What is being asked
Copy the records below exactly as they are written.

Supplied records
..........

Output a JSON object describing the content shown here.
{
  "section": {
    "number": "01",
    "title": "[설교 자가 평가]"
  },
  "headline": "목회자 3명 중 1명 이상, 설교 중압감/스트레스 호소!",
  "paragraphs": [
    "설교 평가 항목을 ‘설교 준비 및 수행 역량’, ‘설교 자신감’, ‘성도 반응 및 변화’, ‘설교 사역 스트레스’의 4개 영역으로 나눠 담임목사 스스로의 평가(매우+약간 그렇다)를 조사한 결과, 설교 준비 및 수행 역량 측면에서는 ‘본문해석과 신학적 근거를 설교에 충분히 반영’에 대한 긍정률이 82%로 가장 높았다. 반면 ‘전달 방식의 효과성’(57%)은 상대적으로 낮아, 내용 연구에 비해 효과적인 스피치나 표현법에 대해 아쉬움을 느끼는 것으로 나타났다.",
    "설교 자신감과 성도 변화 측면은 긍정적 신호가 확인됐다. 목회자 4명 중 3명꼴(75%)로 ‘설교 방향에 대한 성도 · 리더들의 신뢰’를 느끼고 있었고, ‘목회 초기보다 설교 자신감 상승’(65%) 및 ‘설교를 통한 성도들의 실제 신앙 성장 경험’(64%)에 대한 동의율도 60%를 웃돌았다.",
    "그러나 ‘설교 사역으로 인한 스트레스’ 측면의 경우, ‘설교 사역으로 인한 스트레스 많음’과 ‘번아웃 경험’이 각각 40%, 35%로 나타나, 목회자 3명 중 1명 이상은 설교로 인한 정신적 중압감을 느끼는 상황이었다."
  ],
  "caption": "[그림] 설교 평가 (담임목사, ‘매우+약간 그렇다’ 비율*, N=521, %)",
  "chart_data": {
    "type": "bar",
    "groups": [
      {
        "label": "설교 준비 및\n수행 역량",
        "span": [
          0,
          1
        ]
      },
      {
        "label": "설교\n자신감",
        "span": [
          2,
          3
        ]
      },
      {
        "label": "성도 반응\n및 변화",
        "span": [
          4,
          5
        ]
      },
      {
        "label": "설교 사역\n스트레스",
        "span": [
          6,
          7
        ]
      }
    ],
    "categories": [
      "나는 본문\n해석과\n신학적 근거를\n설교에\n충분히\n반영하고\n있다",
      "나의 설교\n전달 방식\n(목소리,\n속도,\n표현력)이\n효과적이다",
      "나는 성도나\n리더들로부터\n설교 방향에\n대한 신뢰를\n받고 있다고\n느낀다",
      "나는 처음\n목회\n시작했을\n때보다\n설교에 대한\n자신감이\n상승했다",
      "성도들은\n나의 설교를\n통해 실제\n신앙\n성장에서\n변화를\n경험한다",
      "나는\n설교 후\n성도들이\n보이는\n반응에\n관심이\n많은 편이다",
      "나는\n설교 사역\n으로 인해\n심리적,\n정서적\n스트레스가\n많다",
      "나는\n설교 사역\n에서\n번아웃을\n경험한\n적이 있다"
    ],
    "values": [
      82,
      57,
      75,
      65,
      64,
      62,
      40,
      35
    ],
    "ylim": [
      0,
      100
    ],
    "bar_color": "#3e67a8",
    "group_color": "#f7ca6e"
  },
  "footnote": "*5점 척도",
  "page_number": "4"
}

..........

In response
Output a JSON object describing the content shown here.
{
  "section": {
    "number": "01",
    "title": "[설교 자가 평가]"
  },
  "headline": "목회자 3명 중 1명 이상, 설교 중압감/스트레스 호소!",
  "paragraphs": [
    "설교 평가 항목을 ‘설교 준비 및 수행 역량’, ‘설교 자신감’, ‘성도 반응 및 변화’, ‘설교 사역 스트레스’의 4개 영역으로 나눠 담임목사 스스로의 평가(매우+약간 그렇다)를 조사한 결과, 설교 준비 및 수행 역량 측면에서는 ‘본문해석과 신학적 근거를 설교에 충분히 반영’에 대한 긍정률이 82%로 가장 높았다. 반면 ‘전달 방식의 효과성’(57%)은 상대적으로 낮아, 내용 연구에 비해 효과적인 스피치나 표현법에 대해 아쉬움을 느끼는 것으로 나타났다.",
    "설교 자신감과 성도 변화 측면은 긍정적 신호가 확인됐다. 목회자 4명 중 3명꼴(75%)로 ‘설교 방향에 대한 성도 · 리더들의 신뢰’를 느끼고 있었고, ‘목회 초기보다 설교 자신감 상승’(65%) 및 ‘설교를 통한 성도들의 실제 신앙 성장 경험’(64%)에 대한 동의율도 60%를 웃돌았다.",
    "그러나 ‘설교 사역으로 인한 스트레스’ 측면의 경우, ‘설교 사역으로 인한 스트레스 많음’과 ‘번아웃 경험’이 각각 40%, 35%로 나타나, 목회자 3명 중 1명 이상은 설교로 인한 정신적 중압감을 느끼는 상황이었다."
  ],
  "caption": "[그림] 설교 평가 (담임목사, ‘매우+약간 그렇다’ 비율*, N=521, %)",
  "chart_data": {
    "type": "bar",
    "groups": [
      {
        "label": "설교 준비 및\n수행 역량",
        "span": [
          0,
          1
        ]
      },
      {
        "label": "설교\n자신감",
        "span": [
          2,
          3
        ]
      },
      {
        "label": "성도 반응\n및 변화",
        "span": [
          4,
          5
        ]
      },
      {
        "label": "설교 사역\n스트레스",
        "span": [
          6,
          7
        ]
      }
    ],
    "categories": [
      "나는 본문\n해석과\n신학적 근거를\n설교에\n충분히\n반영하고\n있다",
      "나의 설교\n전달 방식\n(목소리,\n속도,\n표현력)이\n효과적이다",
      "나는 성도나\n리더들로부터\n설교 방향에\n대한 신뢰를\n받고 있다고\n느낀다",
      "나는 처음\n목회\n시작했을\n때보다\n설교에 대한\n자신감이\n상승했다",
      "성도들은\n나의 설교를\n통해 실제\n신앙\n성장에서\n변화를\n경험한다",
      "나는\n설교 후\n성도들이\n보이는\n반응에\n관심이\n많은 편이다",
      "나는\n설교 사역\n으로 인해\n심리적,\n정서적\n스트레스가\n많다",
      "나는\n설교 사역\n에서\n번아웃을\n경험한\n적이 있다"
    ],
    "values": [
      82,
      57,
      75,
      65,
      64,
      62,
      40,
      35
    ],
    "ylim": [
      0,
      100
    ],
    "bar_color": "#3e67a8",
    "group_color": "#f7ca6e"
  },
  "footnote": "*5점 척도",
  "page_number": "4"
}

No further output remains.